--- Start RECORDS TO USE ---
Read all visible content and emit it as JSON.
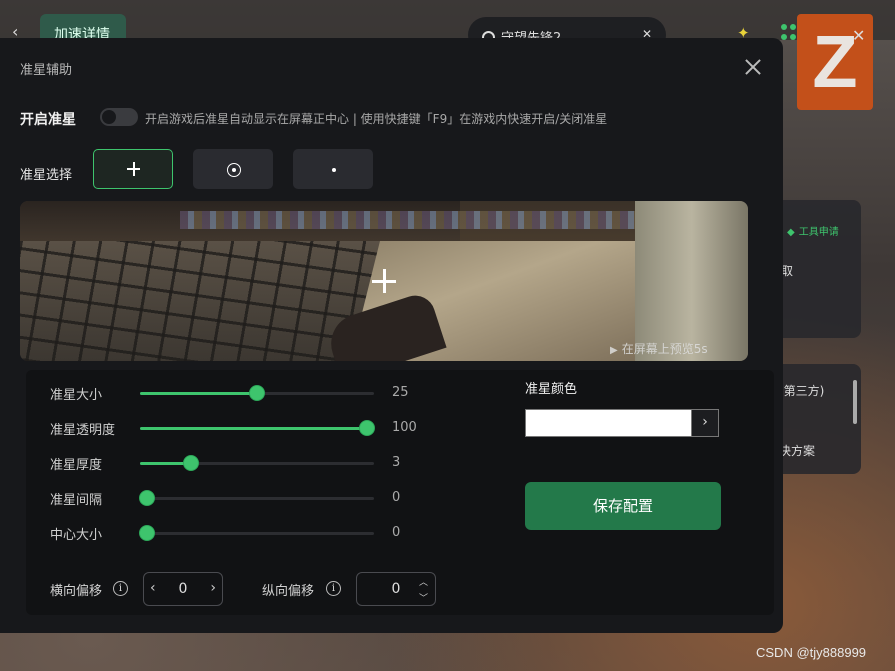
{
  "background": {
    "tab_label": "加速详情",
    "search_text": "守望先锋2",
    "card1": {
      "tool_label": "工具申请",
      "text": "取"
    },
    "card2": {
      "text1": "(第三方)",
      "text2": "决方案"
    },
    "watermark": "CSDN @tjy888999"
  },
  "dialog": {
    "title": "准星辅助",
    "enable_label": "开启准星",
    "enable_hint": "开启游戏后准星自动显示在屏幕正中心 | 使用快捷键「F9」在游戏内快速开启/关闭准星",
    "enabled": false,
    "select_label": "准星选择",
    "crosshair_options": [
      {
        "icon": "cross-icon",
        "selected": true
      },
      {
        "icon": "circle-dot-icon",
        "selected": false
      },
      {
        "icon": "dot-icon",
        "selected": false
      }
    ],
    "preview_hint": "在屏幕上预览5s",
    "sliders": [
      {
        "label": "准星大小",
        "value": "25",
        "fraction": 0.5
      },
      {
        "label": "准星透明度",
        "value": "100",
        "fraction": 0.97
      },
      {
        "label": "准星厚度",
        "value": "3",
        "fraction": 0.22
      },
      {
        "label": "准星间隔",
        "value": "0",
        "fraction": 0.03
      },
      {
        "label": "中心大小",
        "value": "0",
        "fraction": 0.03
      }
    ],
    "color_label": "准星颜色",
    "color_value": "#ffffff",
    "save_label": "保存配置",
    "h_offset": {
      "label": "横向偏移",
      "value": "0"
    },
    "v_offset": {
      "label": "纵向偏移",
      "value": "0"
    }
  },
  "colors": {
    "accent": "#3ec46d",
    "button": "#23794a",
    "panel": "#17181b"
  }
}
--- End RECORDS TO USE ---
> WHAT IS REQUIRED
Except for the pictures, copy every line of the records above exactly.

> EXERCISE SOLUTION
Read all visible content and emit it as JSON.
{
  "background": {
    "tab_label": "加速详情",
    "search_text": "守望先锋2",
    "card1": {
      "tool_label": "工具申请",
      "text": "取"
    },
    "card2": {
      "text1": "(第三方)",
      "text2": "决方案"
    },
    "watermark": "CSDN @tjy888999"
  },
  "dialog": {
    "title": "准星辅助",
    "enable_label": "开启准星",
    "enable_hint": "开启游戏后准星自动显示在屏幕正中心 | 使用快捷键「F9」在游戏内快速开启/关闭准星",
    "enabled": false,
    "select_label": "准星选择",
    "crosshair_options": [
      {
        "icon": "cross-icon",
        "selected": true
      },
      {
        "icon": "circle-dot-icon",
        "selected": false
      },
      {
        "icon": "dot-icon",
        "selected": false
      }
    ],
    "preview_hint": "在屏幕上预览5s",
    "sliders": [
      {
        "label": "准星大小",
        "value": "25",
        "fraction": 0.5
      },
      {
        "label": "准星透明度",
        "value": "100",
        "fraction": 0.97
      },
      {
        "label": "准星厚度",
        "value": "3",
        "fraction": 0.22
      },
      {
        "label": "准星间隔",
        "value": "0",
        "fraction": 0.03
      },
      {
        "label": "中心大小",
        "value": "0",
        "fraction": 0.03
      }
    ],
    "color_label": "准星颜色",
    "color_value": "#ffffff",
    "save_label": "保存配置",
    "h_offset": {
      "label": "横向偏移",
      "value": "0"
    },
    "v_offset": {
      "label": "纵向偏移",
      "value": "0"
    }
  },
  "colors": {
    "accent": "#3ec46d",
    "button": "#23794a",
    "panel": "#17181b"
  }
}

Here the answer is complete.